Excerto do texto:

O sol estava a pôr-se no horizonte, mesmo à minha frente e não havia maneira de sentir um toque.”Está na hora” pensava eu, num exercício de auto convencimento, que parecia não resultar.
Já estava completamente escuro quando senti um toque na cana, levantei-me ansioso, na expectativa. Novo toque, dou a enferrada, sinto o peixe. Começo a alar a linha e ponho em seco uma choupa pequena, não teria sequer meio quilo.
Isco e lanço de novo tentando lembrar-me se, no lançamento anterior, tinha puxado muito para fora ou não. Não demorou muito e sinto um puxão forte e continuado, que dispensou qualquer acção de enferrar.
Foi só afinar a embraiagem e pôr o gajo a marchar para terra. Estava com medo da rebentação porque apesar de não estar muito forte, era mais que suficiente para soltar um peixe que venha mal engatado e logo aquele que era grande. Quando o senti arrojado em seco, fui ao encontro dele sempre com a cana na mão e a colher a linha. Vi uma mancha branca na areia molhada, acendi o foco que tinha na testa e admirei o belo robalo que tinha apanhado.
“Depressa, depressa, ali há mais”, meti-lhe os dedos nas guelras e recuei até onde tinha o zote com a isca. Desprendi o peixe do anzol, reparei que vinha bem ferrado, não houvera perigo de fugir. Isquei e lancei, com o coração ainda aos pulos. É curioso como um pescador pode apanhar milhares de peixes, mas nunca deixa de ficar excitado sempre que tira um da água.
Senti outro, mas de forma diferente, “que raio, vai a fugir para o lado… hum, isto é choupa”, de facto sentia-se o toque violento e seguido dos peixes da família da choupa, do sargo e da dourada. Era uma bela choupa maior que a anterior, que tinha engolido o enorme anzol que eu usava.
Demorei tempo precioso a desengata-la, roguei-lhe um par de pragas e quando lancei novamente, nem tive tempo de esticar a linha, pois apercebi-me que já tinha peixe, outro robalo, que se revelou um pouco maior que o primeiro.
Eu nem queria acreditar, que era o meu dia ou a minha hora. Novo lançamento e pouco depois uma “stikada” a sério. O gajo era uma besta e não tinha maneiras. Não tive outro remédio senão afrouxar a embraiagem e deixá-lo correr à vontade, até que o consegui suster. Devagarinho comecei a trabalhá-lo para o trazer para terra, o que aconteceu sem grande alarido. Difícil foi quando lhe começou a faltar água e o bicho ficou outra vez bravo. Por momentos um tipo pensa em tudo e mais alguma coisa, será que está bem preso, que peso terá, ainda estará longe e se rebenta a linha ou parte o anzol…
“O gajo não tem marcha-atrás, foda-se, há-de vir para terra!” E veio, contra vontade, mas veio. Era um peixe!!!

(Listagem de dados)
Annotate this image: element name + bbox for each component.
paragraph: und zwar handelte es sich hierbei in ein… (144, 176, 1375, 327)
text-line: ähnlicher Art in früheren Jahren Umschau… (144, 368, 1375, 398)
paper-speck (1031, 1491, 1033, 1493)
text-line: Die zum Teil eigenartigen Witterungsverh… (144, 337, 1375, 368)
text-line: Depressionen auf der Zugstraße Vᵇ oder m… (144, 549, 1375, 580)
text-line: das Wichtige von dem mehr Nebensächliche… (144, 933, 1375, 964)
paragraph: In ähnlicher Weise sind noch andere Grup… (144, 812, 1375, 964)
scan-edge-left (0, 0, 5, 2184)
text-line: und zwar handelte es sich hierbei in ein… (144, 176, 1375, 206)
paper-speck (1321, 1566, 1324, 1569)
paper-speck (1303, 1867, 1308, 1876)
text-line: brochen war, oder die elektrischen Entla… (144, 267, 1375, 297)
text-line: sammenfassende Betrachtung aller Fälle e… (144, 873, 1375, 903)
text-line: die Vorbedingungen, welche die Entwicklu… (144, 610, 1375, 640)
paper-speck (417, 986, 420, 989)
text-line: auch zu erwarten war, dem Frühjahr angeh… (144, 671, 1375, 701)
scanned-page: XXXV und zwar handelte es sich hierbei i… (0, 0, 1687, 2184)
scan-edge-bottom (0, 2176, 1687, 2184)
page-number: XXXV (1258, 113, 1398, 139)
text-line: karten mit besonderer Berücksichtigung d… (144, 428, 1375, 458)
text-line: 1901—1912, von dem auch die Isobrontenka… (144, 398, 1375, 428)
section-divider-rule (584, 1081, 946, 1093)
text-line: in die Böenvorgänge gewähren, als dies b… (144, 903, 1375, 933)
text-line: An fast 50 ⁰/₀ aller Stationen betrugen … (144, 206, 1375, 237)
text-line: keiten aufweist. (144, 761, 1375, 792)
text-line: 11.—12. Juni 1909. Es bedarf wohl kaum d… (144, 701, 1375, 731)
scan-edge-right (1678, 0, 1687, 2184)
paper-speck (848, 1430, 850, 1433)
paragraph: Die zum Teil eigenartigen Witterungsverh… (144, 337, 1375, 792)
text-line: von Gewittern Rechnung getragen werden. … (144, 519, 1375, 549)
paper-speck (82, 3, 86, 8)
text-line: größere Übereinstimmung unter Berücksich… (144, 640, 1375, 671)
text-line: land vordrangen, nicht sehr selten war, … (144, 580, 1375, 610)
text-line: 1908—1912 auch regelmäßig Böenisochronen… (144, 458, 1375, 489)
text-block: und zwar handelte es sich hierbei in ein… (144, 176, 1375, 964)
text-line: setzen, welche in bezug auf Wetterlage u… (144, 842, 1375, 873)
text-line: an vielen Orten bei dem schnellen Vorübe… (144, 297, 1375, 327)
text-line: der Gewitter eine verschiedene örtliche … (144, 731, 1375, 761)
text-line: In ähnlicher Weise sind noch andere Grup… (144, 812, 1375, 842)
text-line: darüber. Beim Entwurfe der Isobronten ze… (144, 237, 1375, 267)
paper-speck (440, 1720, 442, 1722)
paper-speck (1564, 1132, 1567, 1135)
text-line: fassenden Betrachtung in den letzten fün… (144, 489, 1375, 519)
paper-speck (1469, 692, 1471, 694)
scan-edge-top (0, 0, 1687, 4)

Objetivo A:
Responda, com base no relato de pesca, às seguintes perguntas:
(i) Que peso se atribui, no máximo, à primeira choupa posta em seco?
(ii) Onde estava o foco aceso ao ver-se a mancha branca na areia molhada?
(iii) O que tinha engolido a segunda choupa?
Objetivo B:
Localize todas as linhas das entradas que contêm a palavra "hierbei", distinguindo maiúsculas de minúsculas.
O relato de pesca e as entradas constituem materiais independentes entre si.

Resposta esperada A:
(i) Não teria sequer meio quilo.
(ii) Na testa.
(iii) O enorme anzol que era usado.

Resposta esperada B:
paragraph: und zwar handelte es sich hierbei in ein… (144, 176, 1375, 327)
text-line: und zwar handelte es sich hierbei in ein… (144, 176, 1375, 206)
scanned-page: XXXV und zwar handelte es sich hierbei i… (0, 0, 1687, 2184)
text-block: und zwar handelte es sich hierbei in ein… (144, 176, 1375, 964)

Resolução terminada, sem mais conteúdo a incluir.